[Collection entries]
******************************
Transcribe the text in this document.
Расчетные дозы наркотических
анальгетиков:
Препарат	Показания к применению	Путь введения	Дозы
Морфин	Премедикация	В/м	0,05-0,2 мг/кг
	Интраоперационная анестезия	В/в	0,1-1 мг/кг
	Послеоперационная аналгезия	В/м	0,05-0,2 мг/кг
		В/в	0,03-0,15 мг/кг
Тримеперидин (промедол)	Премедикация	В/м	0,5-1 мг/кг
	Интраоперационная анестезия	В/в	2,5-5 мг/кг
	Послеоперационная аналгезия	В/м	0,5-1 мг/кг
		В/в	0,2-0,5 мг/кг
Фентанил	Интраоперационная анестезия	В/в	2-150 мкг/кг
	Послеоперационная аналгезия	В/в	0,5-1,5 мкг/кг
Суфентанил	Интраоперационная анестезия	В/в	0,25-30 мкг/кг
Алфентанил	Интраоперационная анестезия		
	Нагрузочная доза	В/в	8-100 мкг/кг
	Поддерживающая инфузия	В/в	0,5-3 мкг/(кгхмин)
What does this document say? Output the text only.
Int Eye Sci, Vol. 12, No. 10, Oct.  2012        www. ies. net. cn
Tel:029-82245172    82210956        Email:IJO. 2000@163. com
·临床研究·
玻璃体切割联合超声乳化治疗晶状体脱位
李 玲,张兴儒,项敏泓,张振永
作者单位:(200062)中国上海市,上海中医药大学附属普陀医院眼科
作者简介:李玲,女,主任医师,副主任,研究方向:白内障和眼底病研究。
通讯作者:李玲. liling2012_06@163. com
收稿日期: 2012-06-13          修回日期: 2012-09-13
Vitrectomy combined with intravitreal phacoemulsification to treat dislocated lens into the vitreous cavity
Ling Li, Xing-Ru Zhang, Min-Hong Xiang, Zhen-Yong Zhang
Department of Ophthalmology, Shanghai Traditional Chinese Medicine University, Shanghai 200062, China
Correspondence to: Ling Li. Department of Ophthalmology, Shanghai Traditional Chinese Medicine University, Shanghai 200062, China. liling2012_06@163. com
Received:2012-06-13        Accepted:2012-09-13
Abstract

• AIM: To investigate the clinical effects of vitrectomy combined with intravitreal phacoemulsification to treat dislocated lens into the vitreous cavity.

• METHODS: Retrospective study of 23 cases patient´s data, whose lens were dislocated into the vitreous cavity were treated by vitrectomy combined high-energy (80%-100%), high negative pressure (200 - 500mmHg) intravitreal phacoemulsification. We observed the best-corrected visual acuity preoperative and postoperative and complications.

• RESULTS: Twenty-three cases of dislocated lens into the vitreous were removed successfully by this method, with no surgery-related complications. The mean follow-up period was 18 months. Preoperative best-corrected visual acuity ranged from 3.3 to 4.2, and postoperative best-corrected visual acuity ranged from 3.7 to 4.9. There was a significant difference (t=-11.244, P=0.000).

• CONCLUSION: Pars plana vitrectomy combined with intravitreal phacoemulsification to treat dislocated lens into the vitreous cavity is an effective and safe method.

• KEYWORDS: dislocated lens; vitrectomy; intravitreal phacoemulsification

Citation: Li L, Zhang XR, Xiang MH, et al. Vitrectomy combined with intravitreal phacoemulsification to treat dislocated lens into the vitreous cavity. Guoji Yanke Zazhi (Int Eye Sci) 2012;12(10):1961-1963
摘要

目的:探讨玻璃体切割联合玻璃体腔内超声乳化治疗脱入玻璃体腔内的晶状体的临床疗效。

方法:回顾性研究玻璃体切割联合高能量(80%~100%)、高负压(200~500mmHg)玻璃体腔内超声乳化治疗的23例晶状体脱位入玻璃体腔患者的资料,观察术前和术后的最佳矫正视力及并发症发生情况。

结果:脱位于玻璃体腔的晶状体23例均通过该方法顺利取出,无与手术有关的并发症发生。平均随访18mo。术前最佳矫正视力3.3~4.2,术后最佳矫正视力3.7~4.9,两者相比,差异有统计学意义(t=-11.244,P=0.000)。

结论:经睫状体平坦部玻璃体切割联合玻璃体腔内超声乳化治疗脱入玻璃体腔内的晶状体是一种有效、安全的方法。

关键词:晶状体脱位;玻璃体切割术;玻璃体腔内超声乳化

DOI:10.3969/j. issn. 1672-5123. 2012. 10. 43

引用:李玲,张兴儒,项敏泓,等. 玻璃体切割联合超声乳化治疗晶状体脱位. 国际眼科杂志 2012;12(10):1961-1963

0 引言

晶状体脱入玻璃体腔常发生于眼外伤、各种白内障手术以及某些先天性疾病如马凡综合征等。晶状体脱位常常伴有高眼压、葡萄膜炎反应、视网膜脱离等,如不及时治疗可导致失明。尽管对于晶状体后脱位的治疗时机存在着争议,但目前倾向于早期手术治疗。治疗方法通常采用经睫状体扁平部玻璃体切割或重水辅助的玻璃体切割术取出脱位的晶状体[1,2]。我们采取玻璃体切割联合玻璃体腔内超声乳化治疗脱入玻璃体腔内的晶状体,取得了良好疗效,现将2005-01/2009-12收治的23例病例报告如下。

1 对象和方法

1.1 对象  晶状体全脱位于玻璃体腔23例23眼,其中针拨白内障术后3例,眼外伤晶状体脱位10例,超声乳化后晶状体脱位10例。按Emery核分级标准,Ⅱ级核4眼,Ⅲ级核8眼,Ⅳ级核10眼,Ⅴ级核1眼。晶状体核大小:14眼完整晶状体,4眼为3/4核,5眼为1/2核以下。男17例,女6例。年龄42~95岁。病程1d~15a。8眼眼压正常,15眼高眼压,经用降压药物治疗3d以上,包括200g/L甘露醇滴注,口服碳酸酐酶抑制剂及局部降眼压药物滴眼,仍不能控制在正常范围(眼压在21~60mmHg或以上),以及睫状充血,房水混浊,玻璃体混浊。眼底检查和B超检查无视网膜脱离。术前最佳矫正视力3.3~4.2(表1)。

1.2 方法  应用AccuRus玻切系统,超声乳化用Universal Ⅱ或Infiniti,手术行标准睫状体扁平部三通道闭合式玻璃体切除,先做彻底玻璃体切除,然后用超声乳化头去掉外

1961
******************************
Find every line above that contains the word "Ophthalmology", and return each one.

Department of Ophthalmology, Shanghai Traditional Chinese Medicine University, Shanghai 200062, China
Correspondence to: Ling Li. Department of Ophthalmology, Shanghai Traditional Chinese Medicine University, Shanghai 200062, China. liling2012_06@163. com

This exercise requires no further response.